**OBJECTIVE**
Exact reproduction is required for all entries.

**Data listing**
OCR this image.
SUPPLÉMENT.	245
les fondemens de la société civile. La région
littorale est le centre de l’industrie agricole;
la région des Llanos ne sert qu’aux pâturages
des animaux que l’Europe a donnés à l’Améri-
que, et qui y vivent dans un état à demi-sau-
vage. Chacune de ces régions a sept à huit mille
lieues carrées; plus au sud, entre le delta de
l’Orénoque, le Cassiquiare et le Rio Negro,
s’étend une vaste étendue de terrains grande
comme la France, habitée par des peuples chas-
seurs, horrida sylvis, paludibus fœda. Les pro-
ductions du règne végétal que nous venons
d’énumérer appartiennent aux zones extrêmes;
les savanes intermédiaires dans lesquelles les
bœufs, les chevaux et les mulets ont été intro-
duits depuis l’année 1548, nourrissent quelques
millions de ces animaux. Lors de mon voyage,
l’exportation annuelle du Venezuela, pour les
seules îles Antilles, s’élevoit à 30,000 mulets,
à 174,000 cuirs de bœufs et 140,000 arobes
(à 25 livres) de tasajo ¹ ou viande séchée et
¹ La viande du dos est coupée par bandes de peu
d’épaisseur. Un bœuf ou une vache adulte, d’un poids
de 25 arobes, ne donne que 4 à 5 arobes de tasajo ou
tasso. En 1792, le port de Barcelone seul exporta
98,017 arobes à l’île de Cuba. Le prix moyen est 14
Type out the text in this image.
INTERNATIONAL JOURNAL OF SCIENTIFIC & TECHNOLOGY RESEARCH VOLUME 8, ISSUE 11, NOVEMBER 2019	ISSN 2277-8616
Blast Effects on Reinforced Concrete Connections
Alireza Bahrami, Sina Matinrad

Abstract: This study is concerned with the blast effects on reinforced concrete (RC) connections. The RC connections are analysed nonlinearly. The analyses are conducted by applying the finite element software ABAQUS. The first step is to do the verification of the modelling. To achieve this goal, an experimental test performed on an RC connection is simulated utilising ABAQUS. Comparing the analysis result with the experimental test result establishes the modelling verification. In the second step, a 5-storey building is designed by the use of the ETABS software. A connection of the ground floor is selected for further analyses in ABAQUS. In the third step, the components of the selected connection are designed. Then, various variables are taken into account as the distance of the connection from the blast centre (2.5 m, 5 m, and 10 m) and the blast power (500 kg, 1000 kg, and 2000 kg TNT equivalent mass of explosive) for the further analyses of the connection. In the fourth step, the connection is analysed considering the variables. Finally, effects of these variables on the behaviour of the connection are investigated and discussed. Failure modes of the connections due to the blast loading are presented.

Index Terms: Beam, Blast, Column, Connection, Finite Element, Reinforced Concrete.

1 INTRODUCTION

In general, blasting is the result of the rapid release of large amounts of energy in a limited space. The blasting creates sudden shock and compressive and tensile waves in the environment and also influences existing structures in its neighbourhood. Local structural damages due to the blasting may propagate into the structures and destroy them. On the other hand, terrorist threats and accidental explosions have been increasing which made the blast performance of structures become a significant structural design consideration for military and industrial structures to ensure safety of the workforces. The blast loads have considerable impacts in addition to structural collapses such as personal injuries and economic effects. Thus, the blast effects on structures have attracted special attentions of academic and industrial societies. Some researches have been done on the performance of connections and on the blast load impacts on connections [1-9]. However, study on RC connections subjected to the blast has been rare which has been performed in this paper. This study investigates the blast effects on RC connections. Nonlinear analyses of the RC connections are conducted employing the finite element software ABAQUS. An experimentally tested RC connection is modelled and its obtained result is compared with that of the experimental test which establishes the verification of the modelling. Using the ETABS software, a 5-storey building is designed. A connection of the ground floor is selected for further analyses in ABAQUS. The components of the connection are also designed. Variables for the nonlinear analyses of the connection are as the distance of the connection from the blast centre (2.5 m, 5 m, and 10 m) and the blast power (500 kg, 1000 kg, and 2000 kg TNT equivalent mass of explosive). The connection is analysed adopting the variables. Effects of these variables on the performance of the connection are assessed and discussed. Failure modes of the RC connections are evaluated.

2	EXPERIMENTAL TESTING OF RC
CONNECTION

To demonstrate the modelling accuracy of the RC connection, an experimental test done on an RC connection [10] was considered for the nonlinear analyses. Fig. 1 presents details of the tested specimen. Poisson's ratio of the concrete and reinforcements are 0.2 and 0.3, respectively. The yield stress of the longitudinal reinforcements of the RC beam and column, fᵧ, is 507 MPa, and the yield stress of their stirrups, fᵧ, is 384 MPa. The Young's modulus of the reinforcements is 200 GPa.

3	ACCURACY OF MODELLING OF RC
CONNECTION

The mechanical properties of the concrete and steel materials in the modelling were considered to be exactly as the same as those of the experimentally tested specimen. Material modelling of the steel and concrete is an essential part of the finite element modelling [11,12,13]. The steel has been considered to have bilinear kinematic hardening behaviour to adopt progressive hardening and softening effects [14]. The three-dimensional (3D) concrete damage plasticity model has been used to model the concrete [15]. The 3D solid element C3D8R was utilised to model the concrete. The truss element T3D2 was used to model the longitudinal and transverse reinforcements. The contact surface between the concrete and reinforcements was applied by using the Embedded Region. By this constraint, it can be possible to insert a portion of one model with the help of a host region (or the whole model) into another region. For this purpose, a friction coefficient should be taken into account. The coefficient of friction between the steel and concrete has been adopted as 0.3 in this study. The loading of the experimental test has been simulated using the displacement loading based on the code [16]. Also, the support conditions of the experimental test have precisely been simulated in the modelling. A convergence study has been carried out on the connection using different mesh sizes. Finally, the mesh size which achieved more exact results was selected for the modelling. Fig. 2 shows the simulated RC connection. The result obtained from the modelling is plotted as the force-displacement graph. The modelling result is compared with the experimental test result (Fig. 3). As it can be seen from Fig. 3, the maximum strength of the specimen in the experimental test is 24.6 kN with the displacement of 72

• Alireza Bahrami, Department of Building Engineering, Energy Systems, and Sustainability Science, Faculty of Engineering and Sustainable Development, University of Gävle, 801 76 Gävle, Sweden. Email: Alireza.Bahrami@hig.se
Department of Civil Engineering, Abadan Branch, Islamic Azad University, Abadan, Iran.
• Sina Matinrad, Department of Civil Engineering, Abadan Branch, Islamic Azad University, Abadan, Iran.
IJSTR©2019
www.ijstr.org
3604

**RESULT OF THIS TASK**
OCR this image.
SUPPLÉMENT.	245
les fondemens de la société civile. La région
littorale est le centre de l’industrie agricole;
la région des Llanos ne sert qu’aux pâturages
des animaux que l’Europe a donnés à l’Améri-
que, et qui y vivent dans un état à demi-sau-
vage. Chacune de ces régions a sept à huit mille
lieues carrées; plus au sud, entre le delta de
l’Orénoque, le Cassiquiare et le Rio Negro,
s’étend une vaste étendue de terrains grande
comme la France, habitée par des peuples chas-
seurs, horrida sylvis, paludibus fœda. Les pro-
ductions du règne végétal que nous venons
d’énumérer appartiennent aux zones extrêmes;
les savanes intermédiaires dans lesquelles les
bœufs, les chevaux et les mulets ont été intro-
duits depuis l’année 1548, nourrissent quelques
millions de ces animaux. Lors de mon voyage,
l’exportation annuelle du Venezuela, pour les
seules îles Antilles, s’élevoit à 30,000 mulets,
à 174,000 cuirs de bœufs et 140,000 arobes
(à 25 livres) de tasajo ¹ ou viande séchée et
¹ La viande du dos est coupée par bandes de peu
d’épaisseur. Un bœuf ou une vache adulte, d’un poids
de 25 arobes, ne donne que 4 à 5 arobes de tasajo ou
tasso. En 1792, le port de Barcelone seul exporta
98,017 arobes à l’île de Cuba. Le prix moyen est 14
Type out the text in this image.
INTERNATIONAL JOURNAL OF SCIENTIFIC & TECHNOLOGY RESEARCH VOLUME 8, ISSUE 11, NOVEMBER 2019	ISSN 2277-8616
Blast Effects on Reinforced Concrete Connections
Alireza Bahrami, Sina Matinrad

Abstract: This study is concerned with the blast effects on reinforced concrete (RC) connections. The RC connections are analysed nonlinearly. The analyses are conducted by applying the finite element software ABAQUS. The first step is to do the verification of the modelling. To achieve this goal, an experimental test performed on an RC connection is simulated utilising ABAQUS. Comparing the analysis result with the experimental test result establishes the modelling verification. In the second step, a 5-storey building is designed by the use of the ETABS software. A connection of the ground floor is selected for further analyses in ABAQUS. In the third step, the components of the selected connection are designed. Then, various variables are taken into account as the distance of the connection from the blast centre (2.5 m, 5 m, and 10 m) and the blast power (500 kg, 1000 kg, and 2000 kg TNT equivalent mass of explosive) for the further analyses of the connection. In the fourth step, the connection is analysed considering the variables. Finally, effects of these variables on the behaviour of the connection are investigated and discussed. Failure modes of the connections due to the blast loading are presented.

Index Terms: Beam, Blast, Column, Connection, Finite Element, Reinforced Concrete.

1 INTRODUCTION

In general, blasting is the result of the rapid release of large amounts of energy in a limited space. The blasting creates sudden shock and compressive and tensile waves in the environment and also influences existing structures in its neighbourhood. Local structural damages due to the blasting may propagate into the structures and destroy them. On the other hand, terrorist threats and accidental explosions have been increasing which made the blast performance of structures become a significant structural design consideration for military and industrial structures to ensure safety of the workforces. The blast loads have considerable impacts in addition to structural collapses such as personal injuries and economic effects. Thus, the blast effects on structures have attracted special attentions of academic and industrial societies. Some researches have been done on the performance of connections and on the blast load impacts on connections [1-9]. However, study on RC connections subjected to the blast has been rare which has been performed in this paper. This study investigates the blast effects on RC connections. Nonlinear analyses of the RC connections are conducted employing the finite element software ABAQUS. An experimentally tested RC connection is modelled and its obtained result is compared with that of the experimental test which establishes the verification of the modelling. Using the ETABS software, a 5-storey building is designed. A connection of the ground floor is selected for further analyses in ABAQUS. The components of the connection are also designed. Variables for the nonlinear analyses of the connection are as the distance of the connection from the blast centre (2.5 m, 5 m, and 10 m) and the blast power (500 kg, 1000 kg, and 2000 kg TNT equivalent mass of explosive). The connection is analysed adopting the variables. Effects of these variables on the performance of the connection are assessed and discussed. Failure modes of the RC connections are evaluated.

2	EXPERIMENTAL TESTING OF RC
CONNECTION

To demonstrate the modelling accuracy of the RC connection, an experimental test done on an RC connection [10] was considered for the nonlinear analyses. Fig. 1 presents details of the tested specimen. Poisson's ratio of the concrete and reinforcements are 0.2 and 0.3, respectively. The yield stress of the longitudinal reinforcements of the RC beam and column, fᵧ, is 507 MPa, and the yield stress of their stirrups, fᵧ, is 384 MPa. The Young's modulus of the reinforcements is 200 GPa.

3	ACCURACY OF MODELLING OF RC
CONNECTION

The mechanical properties of the concrete and steel materials in the modelling were considered to be exactly as the same as those of the experimentally tested specimen. Material modelling of the steel and concrete is an essential part of the finite element modelling [11,12,13]. The steel has been considered to have bilinear kinematic hardening behaviour to adopt progressive hardening and softening effects [14]. The three-dimensional (3D) concrete damage plasticity model has been used to model the concrete [15]. The 3D solid element C3D8R was utilised to model the concrete. The truss element T3D2 was used to model the longitudinal and transverse reinforcements. The contact surface between the concrete and reinforcements was applied by using the Embedded Region. By this constraint, it can be possible to insert a portion of one model with the help of a host region (or the whole model) into another region. For this purpose, a friction coefficient should be taken into account. The coefficient of friction between the steel and concrete has been adopted as 0.3 in this study. The loading of the experimental test has been simulated using the displacement loading based on the code [16]. Also, the support conditions of the experimental test have precisely been simulated in the modelling. A convergence study has been carried out on the connection using different mesh sizes. Finally, the mesh size which achieved more exact results was selected for the modelling. Fig. 2 shows the simulated RC connection. The result obtained from the modelling is plotted as the force-displacement graph. The modelling result is compared with the experimental test result (Fig. 3). As it can be seen from Fig. 3, the maximum strength of the specimen in the experimental test is 24.6 kN with the displacement of 72

• Alireza Bahrami, Department of Building Engineering, Energy Systems, and Sustainability Science, Faculty of Engineering and Sustainable Development, University of Gävle, 801 76 Gävle, Sweden. Email: Alireza.Bahrami@hig.se
Department of Civil Engineering, Abadan Branch, Islamic Azad University, Abadan, Iran.
• Sina Matinrad, Department of Civil Engineering, Abadan Branch, Islamic Azad University, Abadan, Iran.
IJSTR©2019
www.ijstr.org
3604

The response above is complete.